* START DATA FOR THIS EXERCISE *

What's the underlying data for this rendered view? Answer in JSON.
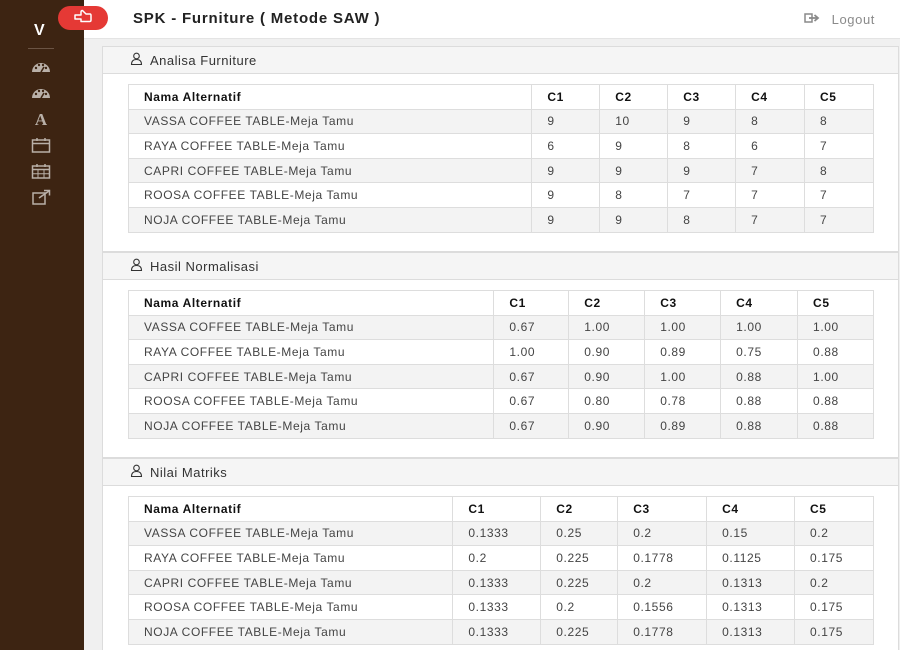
{
  "app": {
    "brand_letter": "V",
    "title": "SPK - Furniture ( Metode SAW )",
    "logout_label": "Logout"
  },
  "sidebar": {
    "icons": [
      "dashboard-icon",
      "dashboard-icon",
      "font-icon",
      "calendar-icon",
      "calendar-grid-icon",
      "external-link-icon"
    ]
  },
  "colors": {
    "sidebar_bg": "#3d2412",
    "toggle_red": "#e53935"
  },
  "columns": [
    "Nama Alternatif",
    "C1",
    "C2",
    "C3",
    "C4",
    "C5"
  ],
  "panels": {
    "analisa": {
      "title": "Analisa Furniture",
      "rows": [
        [
          "VASSA COFFEE TABLE-Meja Tamu",
          "9",
          "10",
          "9",
          "8",
          "8"
        ],
        [
          "RAYA COFFEE TABLE-Meja Tamu",
          "6",
          "9",
          "8",
          "6",
          "7"
        ],
        [
          "CAPRI COFFEE TABLE-Meja Tamu",
          "9",
          "9",
          "9",
          "7",
          "8"
        ],
        [
          "ROOSA COFFEE TABLE-Meja Tamu",
          "9",
          "8",
          "7",
          "7",
          "7"
        ],
        [
          "NOJA COFFEE TABLE-Meja Tamu",
          "9",
          "9",
          "8",
          "7",
          "7"
        ]
      ]
    },
    "normalisasi": {
      "title": "Hasil Normalisasi",
      "rows": [
        [
          "VASSA COFFEE TABLE-Meja Tamu",
          "0.67",
          "1.00",
          "1.00",
          "1.00",
          "1.00"
        ],
        [
          "RAYA COFFEE TABLE-Meja Tamu",
          "1.00",
          "0.90",
          "0.89",
          "0.75",
          "0.88"
        ],
        [
          "CAPRI COFFEE TABLE-Meja Tamu",
          "0.67",
          "0.90",
          "1.00",
          "0.88",
          "1.00"
        ],
        [
          "ROOSA COFFEE TABLE-Meja Tamu",
          "0.67",
          "0.80",
          "0.78",
          "0.88",
          "0.88"
        ],
        [
          "NOJA COFFEE TABLE-Meja Tamu",
          "0.67",
          "0.90",
          "0.89",
          "0.88",
          "0.88"
        ]
      ]
    },
    "matriks": {
      "title": "Nilai Matriks",
      "rows": [
        [
          "VASSA COFFEE TABLE-Meja Tamu",
          "0.1333",
          "0.25",
          "0.2",
          "0.15",
          "0.2"
        ],
        [
          "RAYA COFFEE TABLE-Meja Tamu",
          "0.2",
          "0.225",
          "0.1778",
          "0.1125",
          "0.175"
        ],
        [
          "CAPRI COFFEE TABLE-Meja Tamu",
          "0.1333",
          "0.225",
          "0.2",
          "0.1313",
          "0.2"
        ],
        [
          "ROOSA COFFEE TABLE-Meja Tamu",
          "0.1333",
          "0.2",
          "0.1556",
          "0.1313",
          "0.175"
        ],
        [
          "NOJA COFFEE TABLE-Meja Tamu",
          "0.1333",
          "0.225",
          "0.1778",
          "0.1313",
          "0.175"
        ]
      ]
    }
  }
}
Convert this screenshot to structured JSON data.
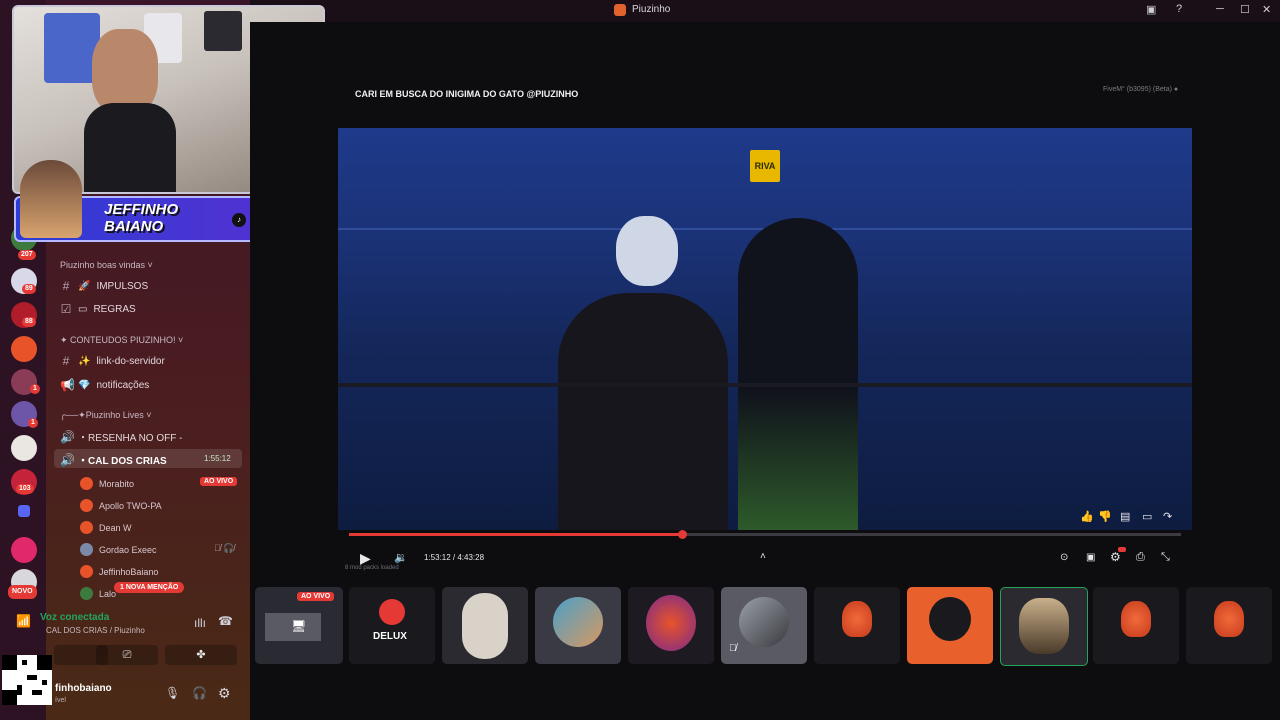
{
  "window": {
    "title": "Piuzinho",
    "controls": {
      "minimize": "─",
      "maximize": "☐",
      "close": "✕"
    }
  },
  "servers": {
    "badges": [
      "207",
      "89",
      "88",
      "1",
      "1",
      "1",
      "103"
    ],
    "new_label": "NOVO"
  },
  "channels": {
    "categories": {
      "welcome": "Piuzinho boas vindas ˅",
      "content": "✦ CONTEUDOS PIUZINHO! ˅",
      "lives": "╭──✦Piuzinho Lives ˅"
    },
    "impulsos": "IMPULSOS",
    "regras": "REGRAS",
    "link_servidor": "link-do-servidor",
    "notificacoes": "notificações",
    "resenha": "・RESENHA NO OFF -",
    "cal_dos_crias": "・CAL DOS CRIAS",
    "cal_timer": "1:55:12",
    "voice_users": [
      "Morabito",
      "Apollo TWO-PA",
      "Dean W",
      "Gordao Exeec",
      "JeffinhoBaiano",
      "Lalo"
    ],
    "live_badge": "AO VIVO",
    "mention_badge": "1 NOVA MENÇÃO"
  },
  "streamer_banner": {
    "name_line1": "JEFFINHO",
    "name_line2": "BAIANO"
  },
  "voice_status": {
    "title": "Voz conectada",
    "subtitle": "CAL DOS CRIAS / Piuzinho"
  },
  "user_panel": {
    "username": "finhobaiano",
    "status": "ível"
  },
  "stream": {
    "title": "CARI EM BUSCA DO INIGIMA DO GATO @PIUZINHO",
    "build": "FiveM° (b3095) (Beta) ●",
    "time": "1:53:12 / 4:43:28",
    "progress_fraction": 0.4,
    "mods_text": "8 mod packs loaded",
    "video_logo": "RIVA"
  },
  "participants": {
    "live_badge": "AO VIVO",
    "tiles": [
      "screen-share",
      "delux",
      "mask",
      "avatar-cap",
      "fire-skull-neon",
      "avatar-bw",
      "fire-skull",
      "fire-skull-orange",
      "avatar-man",
      "fire-skull",
      "fire-skull"
    ],
    "delux_label": "DELUX"
  },
  "colors": {
    "accent_red": "#e53935",
    "brand_orange": "#e8532a",
    "voice_green": "#23a55a"
  }
}
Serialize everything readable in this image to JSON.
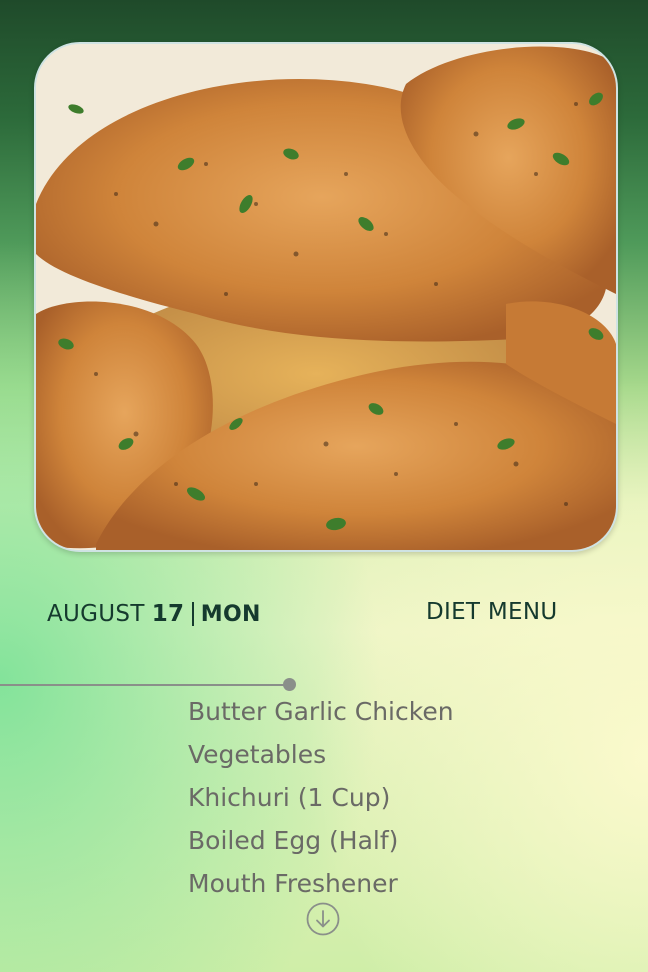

* END DATA FOR THIS EXERCISE *

§ REQUIRED TASK
Write the full listing out again with every line unchanged, but include no pictures.

§ EXERCISE SOLUTION
What's the underlying data for this rendered view? Answer in JSON.
{
  "app": {
    "brand_letter": "V",
    "title": "SPK - Furniture ( Metode SAW )",
    "logout_label": "Logout"
  },
  "sidebar": {
    "icons": [
      "dashboard-icon",
      "dashboard-icon",
      "font-icon",
      "calendar-icon",
      "calendar-grid-icon",
      "external-link-icon"
    ]
  },
  "colors": {
    "sidebar_bg": "#3d2412",
    "toggle_red": "#e53935"
  },
  "columns": [
    "Nama Alternatif",
    "C1",
    "C2",
    "C3",
    "C4",
    "C5"
  ],
  "panels": {
    "analisa": {
      "title": "Analisa Furniture",
      "rows": [
        [
          "VASSA COFFEE TABLE-Meja Tamu",
          "9",
          "10",
          "9",
          "8",
          "8"
        ],
        [
          "RAYA COFFEE TABLE-Meja Tamu",
          "6",
          "9",
          "8",
          "6",
          "7"
        ],
        [
          "CAPRI COFFEE TABLE-Meja Tamu",
          "9",
          "9",
          "9",
          "7",
          "8"
        ],
        [
          "ROOSA COFFEE TABLE-Meja Tamu",
          "9",
          "8",
          "7",
          "7",
          "7"
        ],
        [
          "NOJA COFFEE TABLE-Meja Tamu",
          "9",
          "9",
          "8",
          "7",
          "7"
        ]
      ]
    },
    "normalisasi": {
      "title": "Hasil Normalisasi",
      "rows": [
        [
          "VASSA COFFEE TABLE-Meja Tamu",
          "0.67",
          "1.00",
          "1.00",
          "1.00",
          "1.00"
        ],
        [
          "RAYA COFFEE TABLE-Meja Tamu",
          "1.00",
          "0.90",
          "0.89",
          "0.75",
          "0.88"
        ],
        [
          "CAPRI COFFEE TABLE-Meja Tamu",
          "0.67",
          "0.90",
          "1.00",
          "0.88",
          "1.00"
        ],
        [
          "ROOSA COFFEE TABLE-Meja Tamu",
          "0.67",
          "0.80",
          "0.78",
          "0.88",
          "0.88"
        ],
        [
          "NOJA COFFEE TABLE-Meja Tamu",
          "0.67",
          "0.90",
          "0.89",
          "0.88",
          "0.88"
        ]
      ]
    },
    "matriks": {
      "title": "Nilai Matriks",
      "rows": [
        [
          "VASSA COFFEE TABLE-Meja Tamu",
          "0.1333",
          "0.25",
          "0.2",
          "0.15",
          "0.2"
        ],
        [
          "RAYA COFFEE TABLE-Meja Tamu",
          "0.2",
          "0.225",
          "0.1778",
          "0.1125",
          "0.175"
        ],
        [
          "CAPRI COFFEE TABLE-Meja Tamu",
          "0.1333",
          "0.225",
          "0.2",
          "0.1313",
          "0.2"
        ],
        [
          "ROOSA COFFEE TABLE-Meja Tamu",
          "0.1333",
          "0.2",
          "0.1556",
          "0.1313",
          "0.175"
        ],
        [
          "NOJA COFFEE TABLE-Meja Tamu",
          "0.1333",
          "0.225",
          "0.1778",
          "0.1313",
          "0.175"
        ]
      ]
    }
  }
}
Convert this screenshot to structured JSON data.
{
  "window": {
    "title": "Piuzinho",
    "controls": {
      "minimize": "─",
      "maximize": "☐",
      "close": "✕"
    }
  },
  "servers": {
    "badges": [
      "207",
      "89",
      "88",
      "1",
      "1",
      "1",
      "103"
    ],
    "new_label": "NOVO"
  },
  "channels": {
    "categories": {
      "welcome": "Piuzinho boas vindas ˅",
      "content": "✦ CONTEUDOS PIUZINHO! ˅",
      "lives": "╭──✦Piuzinho Lives ˅"
    },
    "impulsos": "IMPULSOS",
    "regras": "REGRAS",
    "link_servidor": "link-do-servidor",
    "notificacoes": "notificações",
    "resenha": "・RESENHA NO OFF -",
    "cal_dos_crias": "・CAL DOS CRIAS",
    "cal_timer": "1:55:12",
    "voice_users": [
      "Morabito",
      "Apollo TWO-PA",
      "Dean W",
      "Gordao Exeec",
      "JeffinhoBaiano",
      "Lalo"
    ],
    "live_badge": "AO VIVO",
    "mention_badge": "1 NOVA MENÇÃO"
  },
  "streamer_banner": {
    "name_line1": "JEFFINHO",
    "name_line2": "BAIANO"
  },
  "voice_status": {
    "title": "Voz conectada",
    "subtitle": "CAL DOS CRIAS / Piuzinho"
  },
  "user_panel": {
    "username": "finhobaiano",
    "status": "ível"
  },
  "stream": {
    "title": "CARI EM BUSCA DO INIGIMA DO GATO @PIUZINHO",
    "build": "FiveM° (b3095) (Beta) ●",
    "time": "1:53:12 / 4:43:28",
    "progress_fraction": 0.4,
    "mods_text": "8 mod packs loaded",
    "video_logo": "RIVA"
  },
  "participants": {
    "live_badge": "AO VIVO",
    "tiles": [
      "screen-share",
      "delux",
      "mask",
      "avatar-cap",
      "fire-skull-neon",
      "avatar-bw",
      "fire-skull",
      "fire-skull-orange",
      "avatar-man",
      "fire-skull",
      "fire-skull"
    ],
    "delux_label": "DELUX"
  },
  "colors": {
    "accent_red": "#e53935",
    "brand_orange": "#e8532a",
    "voice_green": "#23a55a"
  }
}
Serialize everything readable in this image to JSON.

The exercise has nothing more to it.